▸ **GIVEN TASK**
Check every line of the data below for the string "รอบแรก", and copy the ones that hold it.
────────────────────
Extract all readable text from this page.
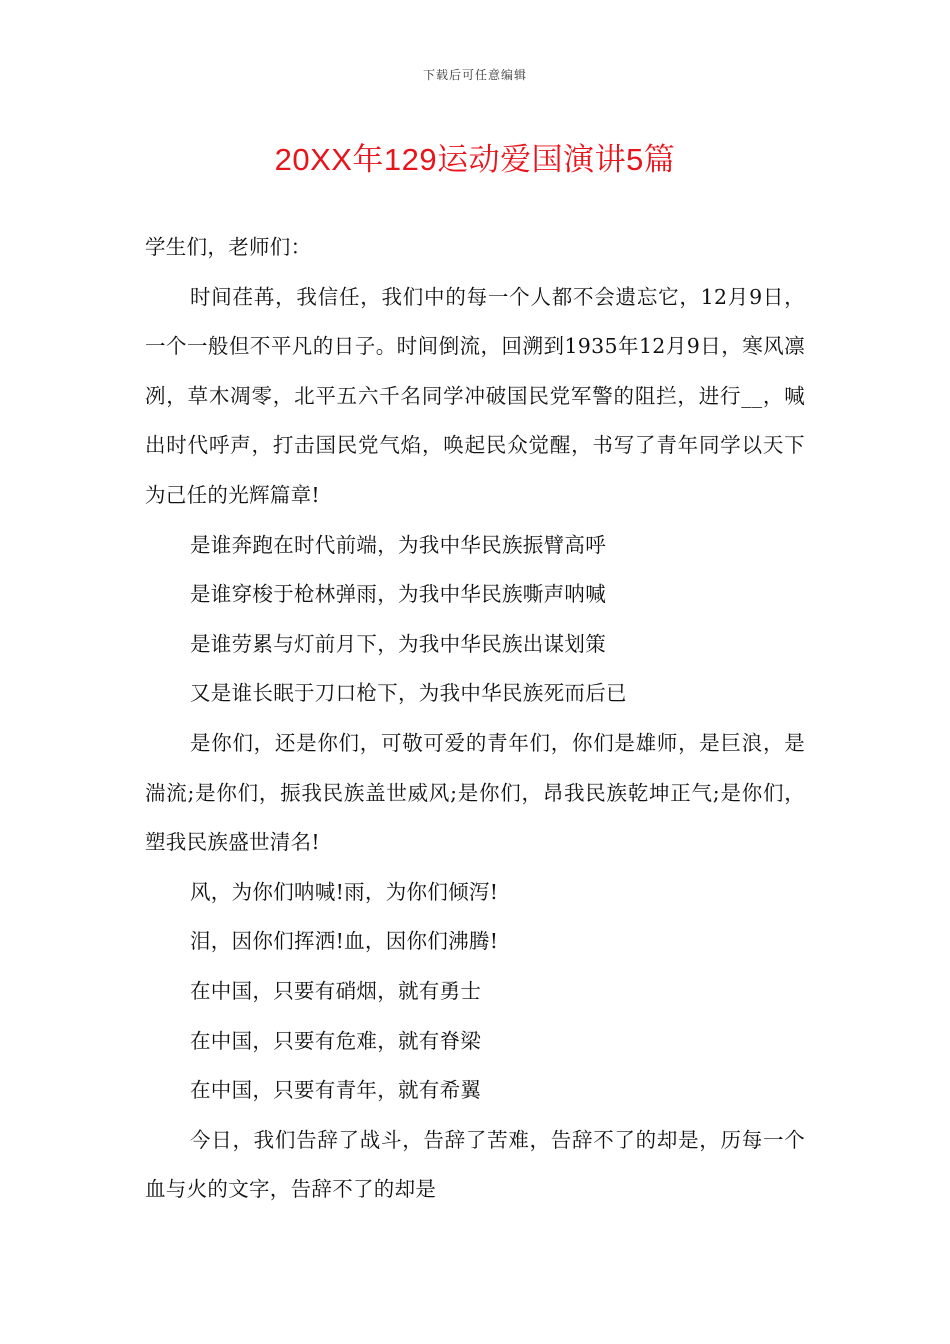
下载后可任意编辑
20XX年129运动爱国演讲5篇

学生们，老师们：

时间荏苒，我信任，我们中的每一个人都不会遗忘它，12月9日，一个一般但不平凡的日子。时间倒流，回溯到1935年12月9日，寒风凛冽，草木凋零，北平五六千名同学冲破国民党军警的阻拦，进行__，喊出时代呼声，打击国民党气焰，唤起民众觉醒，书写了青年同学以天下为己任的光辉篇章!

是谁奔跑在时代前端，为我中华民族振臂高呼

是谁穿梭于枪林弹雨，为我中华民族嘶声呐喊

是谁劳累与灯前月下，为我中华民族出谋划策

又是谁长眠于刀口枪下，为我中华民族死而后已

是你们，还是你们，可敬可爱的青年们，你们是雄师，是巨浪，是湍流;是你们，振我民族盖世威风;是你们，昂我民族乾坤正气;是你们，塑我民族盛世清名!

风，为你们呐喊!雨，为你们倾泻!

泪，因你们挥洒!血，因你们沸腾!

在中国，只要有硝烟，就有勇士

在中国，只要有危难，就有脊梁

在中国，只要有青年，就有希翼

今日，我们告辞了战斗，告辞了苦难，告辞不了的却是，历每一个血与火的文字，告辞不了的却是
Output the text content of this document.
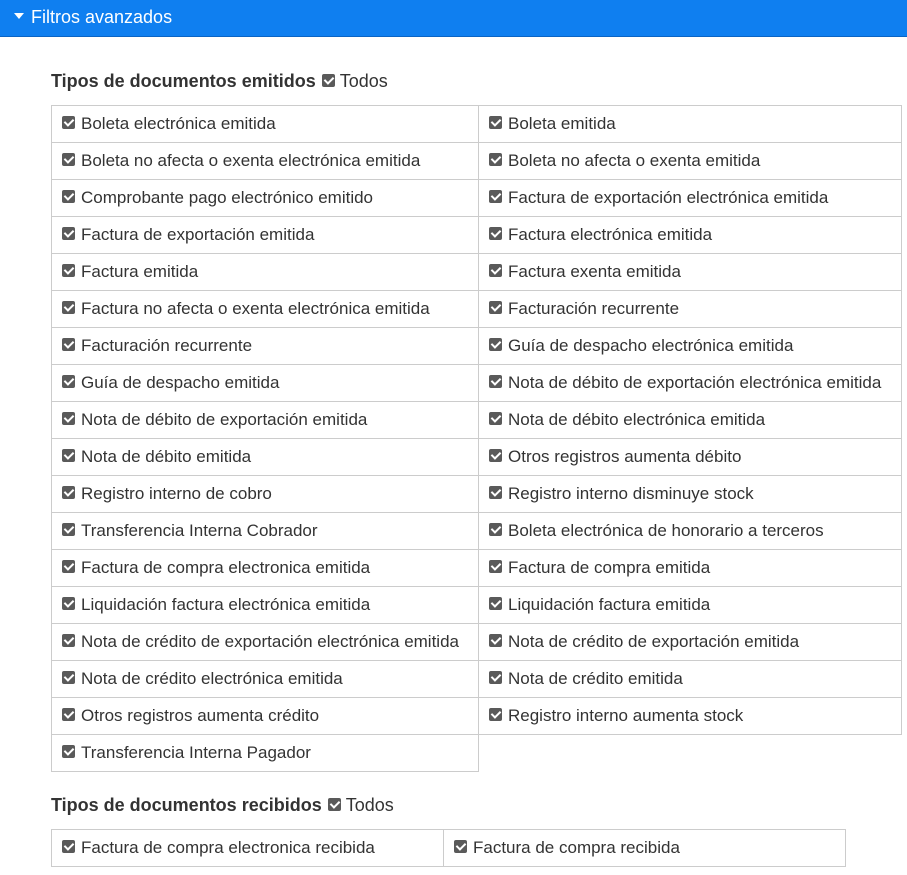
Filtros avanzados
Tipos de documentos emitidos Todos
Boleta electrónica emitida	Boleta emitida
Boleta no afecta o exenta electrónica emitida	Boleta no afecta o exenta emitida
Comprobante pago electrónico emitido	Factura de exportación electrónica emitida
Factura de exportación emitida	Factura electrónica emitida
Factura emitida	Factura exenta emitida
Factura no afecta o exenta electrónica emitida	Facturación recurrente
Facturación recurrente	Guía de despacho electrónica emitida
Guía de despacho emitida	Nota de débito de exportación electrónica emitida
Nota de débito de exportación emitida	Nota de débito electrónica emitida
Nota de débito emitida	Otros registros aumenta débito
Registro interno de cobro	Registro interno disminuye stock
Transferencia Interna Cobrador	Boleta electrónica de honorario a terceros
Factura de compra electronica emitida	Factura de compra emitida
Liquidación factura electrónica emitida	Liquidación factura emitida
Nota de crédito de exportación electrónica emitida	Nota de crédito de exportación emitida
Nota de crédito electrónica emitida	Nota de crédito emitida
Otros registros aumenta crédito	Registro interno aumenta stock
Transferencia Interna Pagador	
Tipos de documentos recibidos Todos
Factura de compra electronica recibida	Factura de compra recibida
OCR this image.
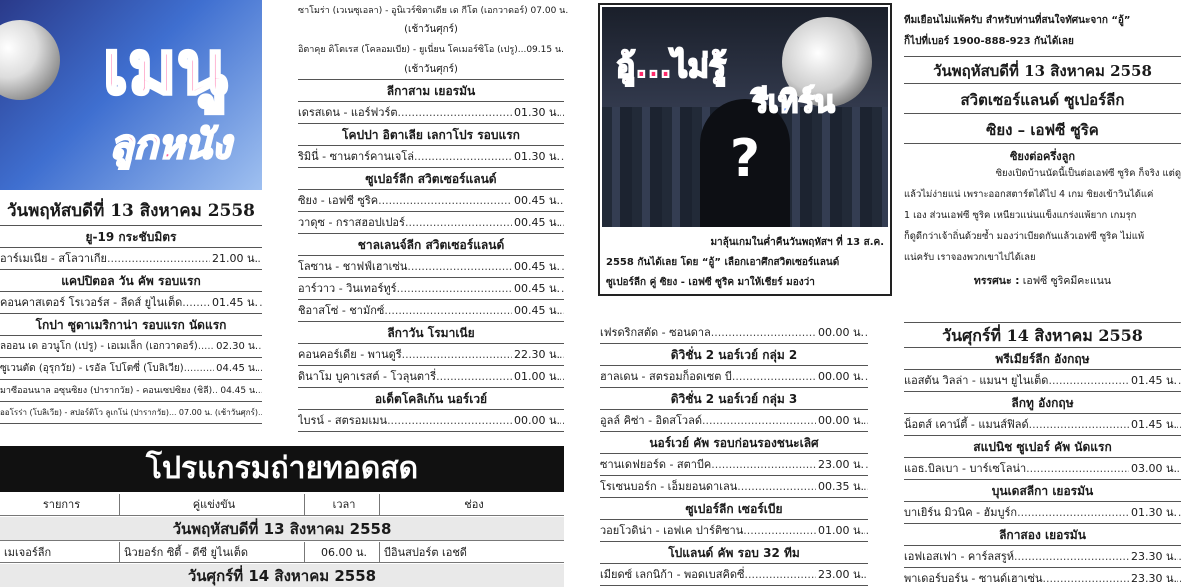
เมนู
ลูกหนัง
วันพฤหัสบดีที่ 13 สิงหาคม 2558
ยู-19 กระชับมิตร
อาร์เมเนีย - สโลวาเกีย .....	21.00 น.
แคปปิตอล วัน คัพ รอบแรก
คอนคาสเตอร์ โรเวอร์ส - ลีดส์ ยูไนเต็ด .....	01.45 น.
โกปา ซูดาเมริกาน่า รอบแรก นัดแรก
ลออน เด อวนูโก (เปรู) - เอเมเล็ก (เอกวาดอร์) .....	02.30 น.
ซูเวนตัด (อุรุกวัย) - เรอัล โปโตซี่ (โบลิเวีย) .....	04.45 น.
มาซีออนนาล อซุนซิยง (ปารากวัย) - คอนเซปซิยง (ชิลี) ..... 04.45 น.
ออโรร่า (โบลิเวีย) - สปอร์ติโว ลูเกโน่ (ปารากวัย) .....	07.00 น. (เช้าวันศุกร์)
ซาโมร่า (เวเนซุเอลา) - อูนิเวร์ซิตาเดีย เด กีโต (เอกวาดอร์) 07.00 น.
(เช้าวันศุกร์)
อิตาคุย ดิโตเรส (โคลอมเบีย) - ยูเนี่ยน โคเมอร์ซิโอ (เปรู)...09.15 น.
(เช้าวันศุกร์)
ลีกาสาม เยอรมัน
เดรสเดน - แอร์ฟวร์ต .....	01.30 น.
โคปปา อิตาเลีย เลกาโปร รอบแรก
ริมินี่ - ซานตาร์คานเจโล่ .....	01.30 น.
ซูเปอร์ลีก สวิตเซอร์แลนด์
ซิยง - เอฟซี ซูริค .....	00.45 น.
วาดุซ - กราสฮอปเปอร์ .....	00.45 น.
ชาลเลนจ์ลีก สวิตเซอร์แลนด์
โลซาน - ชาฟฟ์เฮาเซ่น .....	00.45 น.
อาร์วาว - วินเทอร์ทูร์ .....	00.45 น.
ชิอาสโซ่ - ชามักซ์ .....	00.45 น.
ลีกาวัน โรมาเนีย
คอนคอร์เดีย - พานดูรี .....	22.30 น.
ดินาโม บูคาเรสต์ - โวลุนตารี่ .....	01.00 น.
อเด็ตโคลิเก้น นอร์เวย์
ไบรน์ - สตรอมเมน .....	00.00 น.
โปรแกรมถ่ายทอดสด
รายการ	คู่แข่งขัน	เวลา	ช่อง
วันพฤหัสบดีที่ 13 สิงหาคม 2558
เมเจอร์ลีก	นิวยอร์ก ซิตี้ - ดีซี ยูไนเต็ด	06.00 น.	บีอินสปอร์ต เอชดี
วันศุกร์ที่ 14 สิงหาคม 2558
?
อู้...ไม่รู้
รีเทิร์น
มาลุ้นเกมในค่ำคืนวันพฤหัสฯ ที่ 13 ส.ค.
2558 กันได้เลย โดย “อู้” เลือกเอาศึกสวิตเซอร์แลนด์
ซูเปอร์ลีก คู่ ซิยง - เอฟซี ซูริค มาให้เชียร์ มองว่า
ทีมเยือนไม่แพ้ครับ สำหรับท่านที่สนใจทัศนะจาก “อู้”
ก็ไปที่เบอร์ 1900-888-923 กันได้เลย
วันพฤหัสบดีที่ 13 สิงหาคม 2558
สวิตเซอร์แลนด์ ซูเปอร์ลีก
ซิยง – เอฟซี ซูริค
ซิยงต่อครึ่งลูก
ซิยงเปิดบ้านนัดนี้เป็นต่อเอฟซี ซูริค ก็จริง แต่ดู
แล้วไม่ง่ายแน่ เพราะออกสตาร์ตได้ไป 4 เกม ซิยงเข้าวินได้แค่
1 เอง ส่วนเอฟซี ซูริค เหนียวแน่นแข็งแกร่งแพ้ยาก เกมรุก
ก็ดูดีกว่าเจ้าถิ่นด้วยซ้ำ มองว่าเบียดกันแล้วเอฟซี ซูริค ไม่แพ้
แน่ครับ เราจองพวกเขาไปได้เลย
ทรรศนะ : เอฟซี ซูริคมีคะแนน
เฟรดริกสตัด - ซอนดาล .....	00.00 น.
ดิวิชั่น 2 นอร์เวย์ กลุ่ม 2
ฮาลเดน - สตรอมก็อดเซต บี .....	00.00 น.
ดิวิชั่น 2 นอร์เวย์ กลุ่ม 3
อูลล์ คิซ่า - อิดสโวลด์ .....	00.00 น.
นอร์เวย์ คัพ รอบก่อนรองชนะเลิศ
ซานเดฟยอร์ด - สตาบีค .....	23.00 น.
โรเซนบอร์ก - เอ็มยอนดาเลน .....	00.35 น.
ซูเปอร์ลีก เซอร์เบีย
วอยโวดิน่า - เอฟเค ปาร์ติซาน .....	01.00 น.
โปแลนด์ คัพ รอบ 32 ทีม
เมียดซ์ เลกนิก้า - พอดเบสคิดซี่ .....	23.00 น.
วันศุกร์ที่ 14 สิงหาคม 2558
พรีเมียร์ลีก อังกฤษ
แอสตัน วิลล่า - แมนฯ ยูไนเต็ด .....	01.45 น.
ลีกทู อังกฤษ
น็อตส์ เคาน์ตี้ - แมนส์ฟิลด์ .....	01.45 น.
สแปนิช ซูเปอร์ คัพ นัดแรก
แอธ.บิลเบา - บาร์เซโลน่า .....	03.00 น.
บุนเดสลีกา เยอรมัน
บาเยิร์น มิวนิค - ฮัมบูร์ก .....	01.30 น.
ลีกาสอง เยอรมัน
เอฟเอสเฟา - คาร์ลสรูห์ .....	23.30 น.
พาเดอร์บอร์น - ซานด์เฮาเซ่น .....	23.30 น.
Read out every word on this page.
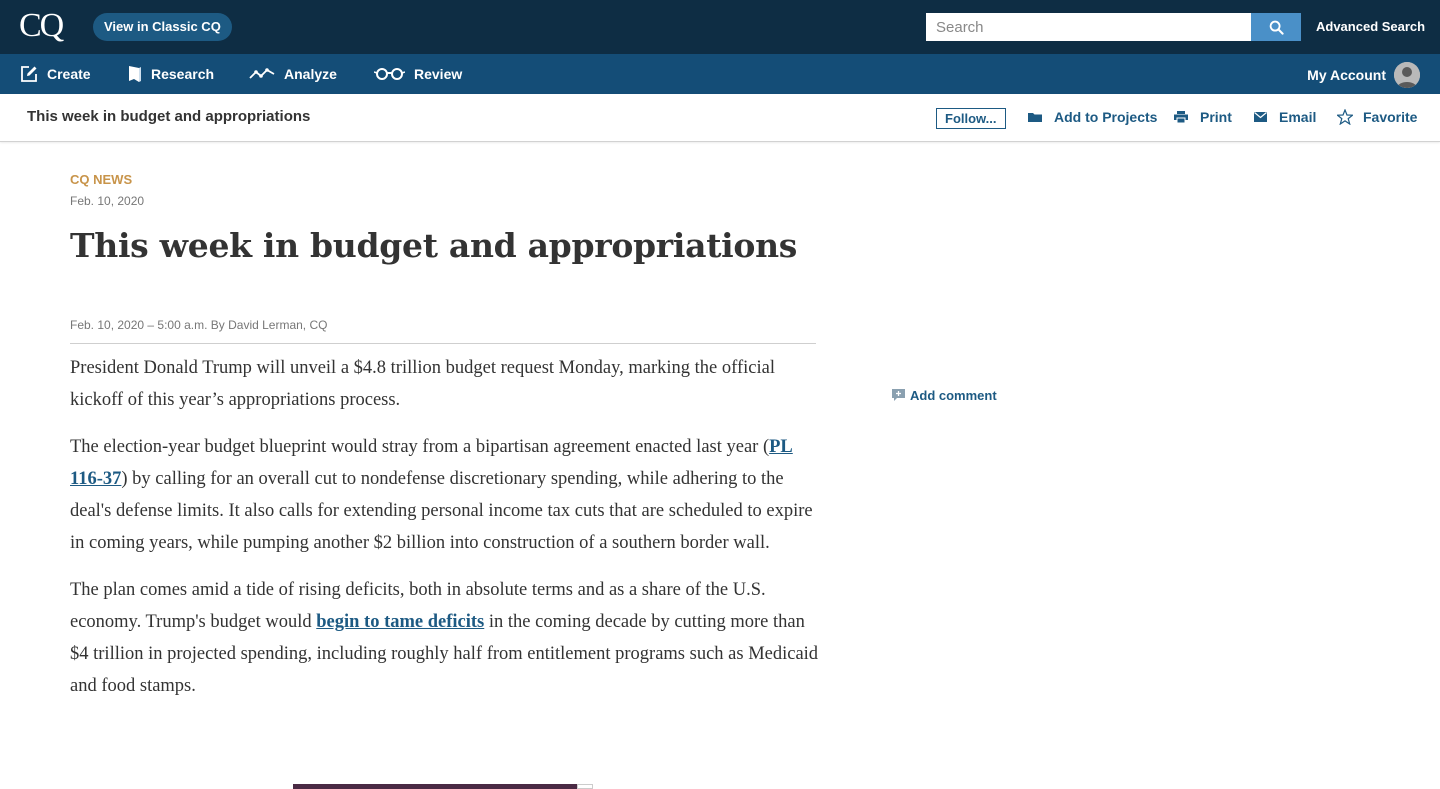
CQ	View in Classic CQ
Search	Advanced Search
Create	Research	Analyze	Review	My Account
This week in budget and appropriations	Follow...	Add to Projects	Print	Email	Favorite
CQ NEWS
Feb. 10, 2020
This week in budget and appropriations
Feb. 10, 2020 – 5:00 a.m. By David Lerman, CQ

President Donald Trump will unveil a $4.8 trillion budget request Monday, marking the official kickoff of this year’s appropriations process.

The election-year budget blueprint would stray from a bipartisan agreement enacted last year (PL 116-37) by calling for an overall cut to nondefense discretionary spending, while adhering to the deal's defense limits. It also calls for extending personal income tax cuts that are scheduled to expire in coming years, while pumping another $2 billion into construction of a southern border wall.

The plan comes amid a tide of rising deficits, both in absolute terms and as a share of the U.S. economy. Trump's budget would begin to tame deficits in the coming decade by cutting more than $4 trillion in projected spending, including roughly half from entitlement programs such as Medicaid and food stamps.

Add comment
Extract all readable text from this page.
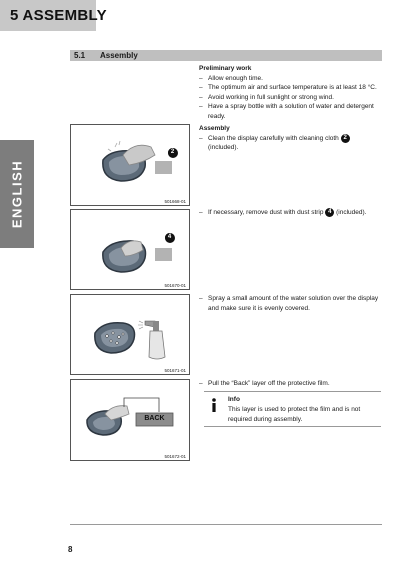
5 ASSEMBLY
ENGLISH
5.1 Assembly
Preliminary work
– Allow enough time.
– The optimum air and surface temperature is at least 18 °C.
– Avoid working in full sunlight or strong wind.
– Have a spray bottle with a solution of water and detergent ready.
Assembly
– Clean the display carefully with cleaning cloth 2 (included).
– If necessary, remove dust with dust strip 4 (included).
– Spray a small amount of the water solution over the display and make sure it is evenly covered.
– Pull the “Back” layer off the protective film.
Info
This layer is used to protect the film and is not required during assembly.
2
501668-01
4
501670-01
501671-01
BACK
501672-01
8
────────────────────
▸ **OUTPUT FOR THIS TASK**
แคปปิตอล วัน คัพ รอบแรก
โกปา ซูดาเมริกาน่า รอบแรก นัดแรก
โคปปา อิตาเลีย เลกาโปร รอบแรก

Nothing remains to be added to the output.